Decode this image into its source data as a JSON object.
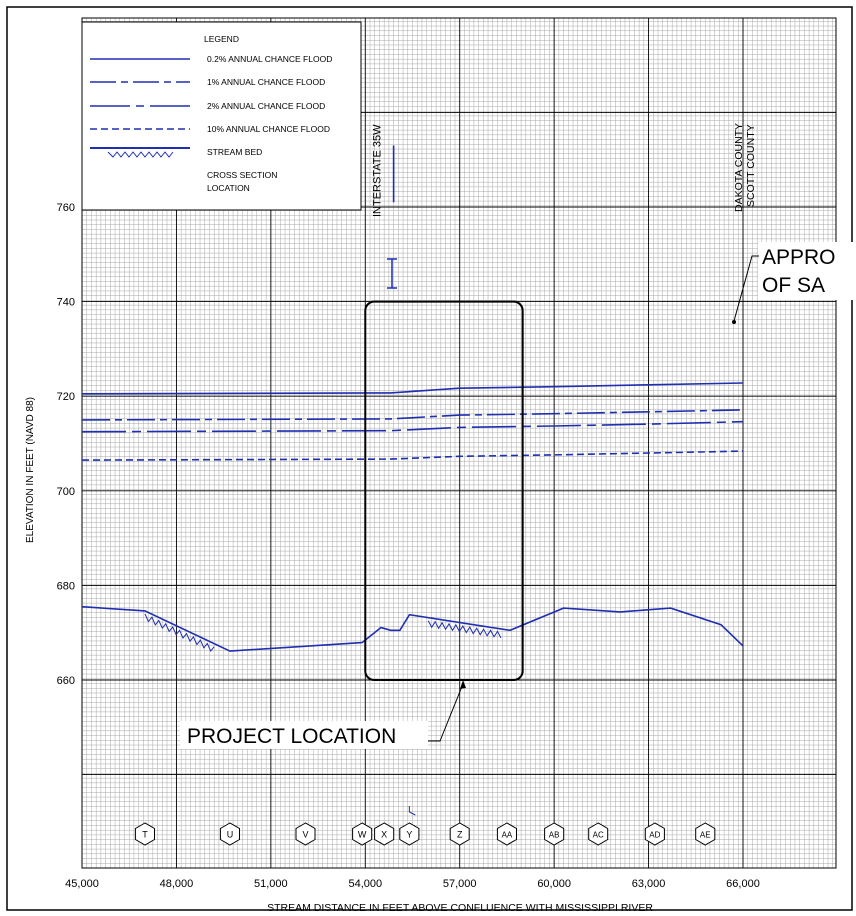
{
  "chart_data": {
    "type": "line",
    "xlabel": "STREAM DISTANCE IN FEET ABOVE CONFLUENCE WITH MISSISSIPPI RIVER",
    "ylabel": "ELEVATION IN FEET (NAVD 88)",
    "xlim": [
      45000,
      68000
    ],
    "ylim": [
      640,
      780
    ],
    "x_ticks": [
      45000,
      48000,
      51000,
      54000,
      57000,
      60000,
      63000,
      66000
    ],
    "x_tick_labels": [
      "45,000",
      "48,000",
      "51,000",
      "54,000",
      "57,000",
      "60,000",
      "63,000",
      "66,000"
    ],
    "y_ticks": [
      660,
      680,
      700,
      720,
      740,
      760
    ],
    "y_tick_labels": [
      "660",
      "680",
      "700",
      "720",
      "740",
      "760"
    ],
    "grid": true,
    "legend_position": "top-left",
    "legend": {
      "title": "LEGEND",
      "items": [
        {
          "label": "0.2% ANNUAL CHANCE FLOOD",
          "style": "solid"
        },
        {
          "label": "1% ANNUAL CHANCE FLOOD",
          "style": "dash-dot"
        },
        {
          "label": "2% ANNUAL CHANCE FLOOD",
          "style": "long-dash-dot"
        },
        {
          "label": "10% ANNUAL CHANCE FLOOD",
          "style": "dashed"
        },
        {
          "label": "STREAM BED",
          "style": "hatched"
        },
        {
          "label": "CROSS SECTION LOCATION",
          "style": "marker"
        }
      ]
    },
    "series": [
      {
        "name": "0.2% ANNUAL CHANCE FLOOD",
        "style": "solid",
        "x": [
          45000,
          54800,
          57000,
          60000,
          63000,
          66000
        ],
        "y": [
          720.5,
          720.7,
          721.7,
          722.0,
          722.4,
          722.8
        ]
      },
      {
        "name": "1% ANNUAL CHANCE FLOOD",
        "style": "dash-dot",
        "x": [
          45000,
          54800,
          57000,
          60000,
          63000,
          66000
        ],
        "y": [
          715.0,
          715.2,
          716.0,
          716.3,
          716.7,
          717.1
        ]
      },
      {
        "name": "2% ANNUAL CHANCE FLOOD",
        "style": "long-dash-dot",
        "x": [
          45000,
          54800,
          57000,
          60000,
          63000,
          66000
        ],
        "y": [
          712.5,
          712.7,
          713.4,
          713.7,
          714.1,
          714.6
        ]
      },
      {
        "name": "10% ANNUAL CHANCE FLOOD",
        "style": "dashed",
        "x": [
          45000,
          54800,
          57000,
          60000,
          63000,
          66000
        ],
        "y": [
          706.5,
          706.7,
          707.3,
          707.6,
          708.0,
          708.4
        ]
      },
      {
        "name": "STREAM BED",
        "style": "bed",
        "x": [
          45000,
          47000,
          49700,
          53900,
          54500,
          54800,
          55100,
          55400,
          58600,
          60300,
          62100,
          63700,
          65300,
          66000
        ],
        "y": [
          675.5,
          674.6,
          666.1,
          667.9,
          671.1,
          670.5,
          670.5,
          673.8,
          670.5,
          675.2,
          674.4,
          675.2,
          671.7,
          667.2
        ]
      }
    ],
    "cross_sections": [
      {
        "label": "T",
        "x": 47000
      },
      {
        "label": "U",
        "x": 49700
      },
      {
        "label": "V",
        "x": 52100
      },
      {
        "label": "W",
        "x": 53900
      },
      {
        "label": "X",
        "x": 54600
      },
      {
        "label": "Y",
        "x": 55400
      },
      {
        "label": "Z",
        "x": 57000
      },
      {
        "label": "AA",
        "x": 58500
      },
      {
        "label": "AB",
        "x": 60000
      },
      {
        "label": "AC",
        "x": 61400
      },
      {
        "label": "AD",
        "x": 63200
      },
      {
        "label": "AE",
        "x": 64800
      }
    ],
    "annotations": [
      {
        "text": "INTERSTATE 35W",
        "x": 54900,
        "y1": 761,
        "y2": 773
      },
      {
        "text": "DAKOTA COUNTY",
        "x": 65700
      },
      {
        "text": "SCOTT COUNTY",
        "x": 66000
      },
      {
        "text": "PROJECT LOCATION",
        "box_x": [
          54000,
          59000
        ],
        "box_y": [
          660,
          740
        ]
      },
      {
        "text": "APPRO",
        "x": 66200
      },
      {
        "text": "OF SA",
        "x": 66200
      }
    ],
    "colors": {
      "line": "#1f2fb0",
      "grid_fine": "#9a9a9a",
      "grid_major": "#000000"
    }
  }
}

════════════════════

= Work to complete =
Print every record above exactly as written, leaving out the pictures.

= Reply to the task =
Decode this image into its source data as a JSON object.
{
  "chart_data": {
    "type": "line",
    "xlabel": "STREAM DISTANCE IN FEET ABOVE CONFLUENCE WITH MISSISSIPPI RIVER",
    "ylabel": "ELEVATION IN FEET (NAVD 88)",
    "xlim": [
      45000,
      68000
    ],
    "ylim": [
      640,
      780
    ],
    "x_ticks": [
      45000,
      48000,
      51000,
      54000,
      57000,
      60000,
      63000,
      66000
    ],
    "x_tick_labels": [
      "45,000",
      "48,000",
      "51,000",
      "54,000",
      "57,000",
      "60,000",
      "63,000",
      "66,000"
    ],
    "y_ticks": [
      660,
      680,
      700,
      720,
      740,
      760
    ],
    "y_tick_labels": [
      "660",
      "680",
      "700",
      "720",
      "740",
      "760"
    ],
    "grid": true,
    "legend_position": "top-left",
    "legend": {
      "title": "LEGEND",
      "items": [
        {
          "label": "0.2% ANNUAL CHANCE FLOOD",
          "style": "solid"
        },
        {
          "label": "1% ANNUAL CHANCE FLOOD",
          "style": "dash-dot"
        },
        {
          "label": "2% ANNUAL CHANCE FLOOD",
          "style": "long-dash-dot"
        },
        {
          "label": "10% ANNUAL CHANCE FLOOD",
          "style": "dashed"
        },
        {
          "label": "STREAM BED",
          "style": "hatched"
        },
        {
          "label": "CROSS SECTION LOCATION",
          "style": "marker"
        }
      ]
    },
    "series": [
      {
        "name": "0.2% ANNUAL CHANCE FLOOD",
        "style": "solid",
        "x": [
          45000,
          54800,
          57000,
          60000,
          63000,
          66000
        ],
        "y": [
          720.5,
          720.7,
          721.7,
          722.0,
          722.4,
          722.8
        ]
      },
      {
        "name": "1% ANNUAL CHANCE FLOOD",
        "style": "dash-dot",
        "x": [
          45000,
          54800,
          57000,
          60000,
          63000,
          66000
        ],
        "y": [
          715.0,
          715.2,
          716.0,
          716.3,
          716.7,
          717.1
        ]
      },
      {
        "name": "2% ANNUAL CHANCE FLOOD",
        "style": "long-dash-dot",
        "x": [
          45000,
          54800,
          57000,
          60000,
          63000,
          66000
        ],
        "y": [
          712.5,
          712.7,
          713.4,
          713.7,
          714.1,
          714.6
        ]
      },
      {
        "name": "10% ANNUAL CHANCE FLOOD",
        "style": "dashed",
        "x": [
          45000,
          54800,
          57000,
          60000,
          63000,
          66000
        ],
        "y": [
          706.5,
          706.7,
          707.3,
          707.6,
          708.0,
          708.4
        ]
      },
      {
        "name": "STREAM BED",
        "style": "bed",
        "x": [
          45000,
          47000,
          49700,
          53900,
          54500,
          54800,
          55100,
          55400,
          58600,
          60300,
          62100,
          63700,
          65300,
          66000
        ],
        "y": [
          675.5,
          674.6,
          666.1,
          667.9,
          671.1,
          670.5,
          670.5,
          673.8,
          670.5,
          675.2,
          674.4,
          675.2,
          671.7,
          667.2
        ]
      }
    ],
    "cross_sections": [
      {
        "label": "T",
        "x": 47000
      },
      {
        "label": "U",
        "x": 49700
      },
      {
        "label": "V",
        "x": 52100
      },
      {
        "label": "W",
        "x": 53900
      },
      {
        "label": "X",
        "x": 54600
      },
      {
        "label": "Y",
        "x": 55400
      },
      {
        "label": "Z",
        "x": 57000
      },
      {
        "label": "AA",
        "x": 58500
      },
      {
        "label": "AB",
        "x": 60000
      },
      {
        "label": "AC",
        "x": 61400
      },
      {
        "label": "AD",
        "x": 63200
      },
      {
        "label": "AE",
        "x": 64800
      }
    ],
    "annotations": [
      {
        "text": "INTERSTATE 35W",
        "x": 54900,
        "y1": 761,
        "y2": 773
      },
      {
        "text": "DAKOTA COUNTY",
        "x": 65700
      },
      {
        "text": "SCOTT COUNTY",
        "x": 66000
      },
      {
        "text": "PROJECT LOCATION",
        "box_x": [
          54000,
          59000
        ],
        "box_y": [
          660,
          740
        ]
      },
      {
        "text": "APPRO",
        "x": 66200
      },
      {
        "text": "OF SA",
        "x": 66200
      }
    ],
    "colors": {
      "line": "#1f2fb0",
      "grid_fine": "#9a9a9a",
      "grid_major": "#000000"
    }
  }
}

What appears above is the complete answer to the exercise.